> GIVEN PROBLEM:
Can you transcribe every entry word for word, skipping the images?

— START —

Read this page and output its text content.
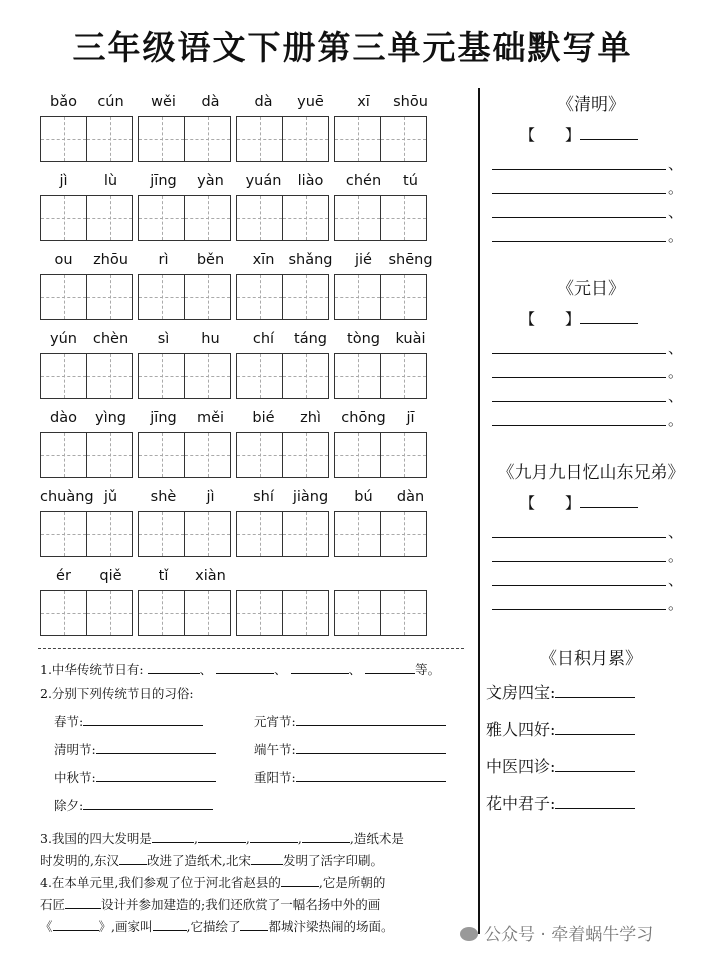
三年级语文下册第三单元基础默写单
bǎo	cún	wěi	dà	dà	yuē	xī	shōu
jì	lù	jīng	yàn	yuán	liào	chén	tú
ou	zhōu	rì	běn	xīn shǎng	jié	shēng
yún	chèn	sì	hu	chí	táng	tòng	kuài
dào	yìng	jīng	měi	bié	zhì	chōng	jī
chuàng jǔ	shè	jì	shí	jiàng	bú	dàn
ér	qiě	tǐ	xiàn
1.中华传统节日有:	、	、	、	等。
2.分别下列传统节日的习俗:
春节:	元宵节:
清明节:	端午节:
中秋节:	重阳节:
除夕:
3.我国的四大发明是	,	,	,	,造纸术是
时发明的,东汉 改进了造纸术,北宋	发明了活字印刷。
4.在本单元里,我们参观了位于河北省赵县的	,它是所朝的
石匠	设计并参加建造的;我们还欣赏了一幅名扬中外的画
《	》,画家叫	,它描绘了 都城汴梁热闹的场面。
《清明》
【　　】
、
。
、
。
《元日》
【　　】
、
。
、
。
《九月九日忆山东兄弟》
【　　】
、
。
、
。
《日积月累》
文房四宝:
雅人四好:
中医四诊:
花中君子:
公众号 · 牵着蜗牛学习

— END —

> WRITTEN REPLY:
Read this page and output its text content.
三年级语文下册第三单元基础默写单
bǎo	cún	wěi	dà	dà	yuē	xī	shōu
jì	lù	jīng	yàn	yuán	liào	chén	tú
ou	zhōu	rì	běn	xīn shǎng	jié	shēng
yún	chèn	sì	hu	chí	táng	tòng	kuài
dào	yìng	jīng	měi	bié	zhì	chōng	jī
chuàng jǔ	shè	jì	shí	jiàng	bú	dàn
ér	qiě	tǐ	xiàn
1.中华传统节日有:	、	、	、	等。
2.分别下列传统节日的习俗:
春节:	元宵节:
清明节:	端午节:
中秋节:	重阳节:
除夕:
3.我国的四大发明是	,	,	,	,造纸术是
时发明的,东汉 改进了造纸术,北宋	发明了活字印刷。
4.在本单元里,我们参观了位于河北省赵县的	,它是所朝的
石匠	设计并参加建造的;我们还欣赏了一幅名扬中外的画
《	》,画家叫	,它描绘了 都城汴梁热闹的场面。
《清明》
【　　】
、
。
、
。
《元日》
【　　】
、
。
、
。
《九月九日忆山东兄弟》
【　　】
、
。
、
。
《日积月累》
文房四宝:
雅人四好:
中医四诊:
花中君子:
公众号 · 牵着蜗牛学习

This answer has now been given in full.